> _REQUEST_
Pull each line holding "What" out of the entries below.

Data items:
____

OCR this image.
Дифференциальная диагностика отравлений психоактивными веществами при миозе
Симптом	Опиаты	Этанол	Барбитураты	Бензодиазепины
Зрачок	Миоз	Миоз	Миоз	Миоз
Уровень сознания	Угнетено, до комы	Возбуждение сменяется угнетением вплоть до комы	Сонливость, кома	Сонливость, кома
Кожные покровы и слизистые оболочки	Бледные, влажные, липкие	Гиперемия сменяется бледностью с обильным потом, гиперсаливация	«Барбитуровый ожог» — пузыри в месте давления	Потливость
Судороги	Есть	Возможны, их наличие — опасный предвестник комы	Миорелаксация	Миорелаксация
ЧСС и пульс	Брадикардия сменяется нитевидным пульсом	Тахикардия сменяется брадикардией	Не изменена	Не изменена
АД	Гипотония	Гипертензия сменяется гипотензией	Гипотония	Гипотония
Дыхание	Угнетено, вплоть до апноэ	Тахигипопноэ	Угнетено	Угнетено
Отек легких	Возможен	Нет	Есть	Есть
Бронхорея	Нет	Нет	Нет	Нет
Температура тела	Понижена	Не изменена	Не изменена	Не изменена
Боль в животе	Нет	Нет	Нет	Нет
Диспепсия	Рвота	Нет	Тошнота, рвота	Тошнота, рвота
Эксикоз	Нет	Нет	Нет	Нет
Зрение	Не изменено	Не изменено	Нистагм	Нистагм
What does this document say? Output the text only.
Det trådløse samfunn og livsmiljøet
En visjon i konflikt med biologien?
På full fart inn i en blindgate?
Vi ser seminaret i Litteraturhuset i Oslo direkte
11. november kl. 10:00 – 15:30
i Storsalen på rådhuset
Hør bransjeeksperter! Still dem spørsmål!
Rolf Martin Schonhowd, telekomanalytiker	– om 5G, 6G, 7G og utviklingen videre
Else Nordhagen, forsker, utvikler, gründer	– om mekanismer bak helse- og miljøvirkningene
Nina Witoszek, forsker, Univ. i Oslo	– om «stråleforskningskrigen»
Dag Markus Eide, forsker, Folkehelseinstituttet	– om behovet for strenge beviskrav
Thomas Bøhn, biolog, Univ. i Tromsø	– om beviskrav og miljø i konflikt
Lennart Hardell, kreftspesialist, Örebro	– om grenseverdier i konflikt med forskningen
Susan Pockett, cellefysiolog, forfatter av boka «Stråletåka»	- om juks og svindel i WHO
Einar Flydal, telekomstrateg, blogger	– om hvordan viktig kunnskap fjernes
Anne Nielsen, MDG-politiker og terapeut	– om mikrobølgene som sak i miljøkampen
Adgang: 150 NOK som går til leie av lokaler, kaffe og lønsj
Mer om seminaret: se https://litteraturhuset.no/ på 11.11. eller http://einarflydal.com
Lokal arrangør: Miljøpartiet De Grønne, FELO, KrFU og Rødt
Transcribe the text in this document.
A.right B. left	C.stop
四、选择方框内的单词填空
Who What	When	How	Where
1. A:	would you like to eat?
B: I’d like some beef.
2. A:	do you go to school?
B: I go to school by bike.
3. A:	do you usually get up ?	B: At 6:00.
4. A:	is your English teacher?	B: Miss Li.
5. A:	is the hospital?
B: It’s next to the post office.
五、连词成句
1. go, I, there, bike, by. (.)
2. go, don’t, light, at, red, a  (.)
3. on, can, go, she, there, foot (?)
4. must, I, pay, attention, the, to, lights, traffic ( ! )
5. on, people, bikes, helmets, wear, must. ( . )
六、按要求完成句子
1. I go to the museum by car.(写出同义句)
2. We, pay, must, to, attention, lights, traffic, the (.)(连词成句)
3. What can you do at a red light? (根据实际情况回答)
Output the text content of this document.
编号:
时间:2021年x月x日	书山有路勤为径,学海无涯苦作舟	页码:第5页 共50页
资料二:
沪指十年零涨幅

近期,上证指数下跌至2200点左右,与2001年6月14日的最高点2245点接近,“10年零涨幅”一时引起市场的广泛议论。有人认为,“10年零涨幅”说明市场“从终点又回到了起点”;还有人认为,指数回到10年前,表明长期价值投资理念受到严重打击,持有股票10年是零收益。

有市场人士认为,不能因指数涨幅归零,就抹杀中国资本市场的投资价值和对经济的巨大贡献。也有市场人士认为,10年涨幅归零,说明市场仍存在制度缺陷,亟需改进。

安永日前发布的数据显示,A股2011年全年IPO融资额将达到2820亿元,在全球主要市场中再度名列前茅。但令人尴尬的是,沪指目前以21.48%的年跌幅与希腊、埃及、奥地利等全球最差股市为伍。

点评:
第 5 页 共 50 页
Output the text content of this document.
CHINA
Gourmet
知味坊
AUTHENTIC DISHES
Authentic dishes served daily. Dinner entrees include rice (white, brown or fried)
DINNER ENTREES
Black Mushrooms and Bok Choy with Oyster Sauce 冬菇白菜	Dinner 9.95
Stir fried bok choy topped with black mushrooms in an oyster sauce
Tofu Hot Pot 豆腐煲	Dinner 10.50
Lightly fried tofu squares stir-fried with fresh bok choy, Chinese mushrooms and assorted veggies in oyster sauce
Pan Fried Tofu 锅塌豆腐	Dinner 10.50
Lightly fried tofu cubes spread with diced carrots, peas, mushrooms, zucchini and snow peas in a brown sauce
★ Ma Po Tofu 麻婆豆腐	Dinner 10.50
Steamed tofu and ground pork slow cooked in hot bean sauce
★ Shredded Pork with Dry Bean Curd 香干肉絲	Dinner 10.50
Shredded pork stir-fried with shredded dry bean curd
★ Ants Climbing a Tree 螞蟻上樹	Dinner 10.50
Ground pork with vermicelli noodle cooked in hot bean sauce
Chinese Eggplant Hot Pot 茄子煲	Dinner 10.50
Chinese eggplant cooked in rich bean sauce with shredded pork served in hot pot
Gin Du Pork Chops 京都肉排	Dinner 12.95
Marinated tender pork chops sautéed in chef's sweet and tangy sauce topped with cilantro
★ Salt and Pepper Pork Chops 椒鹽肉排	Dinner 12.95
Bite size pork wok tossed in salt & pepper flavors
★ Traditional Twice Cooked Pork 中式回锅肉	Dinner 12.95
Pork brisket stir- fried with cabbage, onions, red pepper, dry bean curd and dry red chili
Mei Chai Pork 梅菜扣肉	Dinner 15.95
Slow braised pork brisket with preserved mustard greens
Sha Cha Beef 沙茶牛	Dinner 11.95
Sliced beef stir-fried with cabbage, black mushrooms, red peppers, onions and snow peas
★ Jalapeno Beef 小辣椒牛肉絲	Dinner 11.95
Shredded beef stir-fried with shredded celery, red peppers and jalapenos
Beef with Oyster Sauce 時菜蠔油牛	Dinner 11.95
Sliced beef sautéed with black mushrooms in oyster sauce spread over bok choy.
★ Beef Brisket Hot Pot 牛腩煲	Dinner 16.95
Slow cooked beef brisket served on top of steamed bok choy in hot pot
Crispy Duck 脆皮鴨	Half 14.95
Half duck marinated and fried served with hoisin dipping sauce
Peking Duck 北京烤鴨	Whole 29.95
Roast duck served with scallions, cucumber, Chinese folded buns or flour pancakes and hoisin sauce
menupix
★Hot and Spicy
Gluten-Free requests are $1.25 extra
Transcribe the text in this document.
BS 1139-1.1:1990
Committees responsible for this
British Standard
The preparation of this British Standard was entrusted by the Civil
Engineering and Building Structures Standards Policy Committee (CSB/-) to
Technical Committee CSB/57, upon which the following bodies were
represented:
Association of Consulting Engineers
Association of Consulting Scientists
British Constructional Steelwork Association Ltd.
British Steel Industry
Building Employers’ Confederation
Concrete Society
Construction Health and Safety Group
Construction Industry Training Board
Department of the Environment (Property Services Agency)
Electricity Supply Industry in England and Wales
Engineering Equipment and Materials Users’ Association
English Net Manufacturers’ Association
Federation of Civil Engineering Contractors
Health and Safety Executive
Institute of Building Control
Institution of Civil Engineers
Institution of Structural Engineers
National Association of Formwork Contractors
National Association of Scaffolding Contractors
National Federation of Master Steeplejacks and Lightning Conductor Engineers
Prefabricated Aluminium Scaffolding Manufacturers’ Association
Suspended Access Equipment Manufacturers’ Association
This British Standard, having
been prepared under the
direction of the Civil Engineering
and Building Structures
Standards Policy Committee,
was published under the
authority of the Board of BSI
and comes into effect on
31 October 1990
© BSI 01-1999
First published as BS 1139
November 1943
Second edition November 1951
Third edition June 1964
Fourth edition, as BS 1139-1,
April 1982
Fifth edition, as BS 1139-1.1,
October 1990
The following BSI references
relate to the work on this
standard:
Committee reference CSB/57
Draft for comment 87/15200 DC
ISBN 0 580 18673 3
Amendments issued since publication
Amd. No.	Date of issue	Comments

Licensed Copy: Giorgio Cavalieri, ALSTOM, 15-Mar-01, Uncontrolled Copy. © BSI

____

> _THE RESPONSE_
What does this document say? Output the text only.
Who What	When	How	Where
3. What can you do at a red light? (根据实际情况回答)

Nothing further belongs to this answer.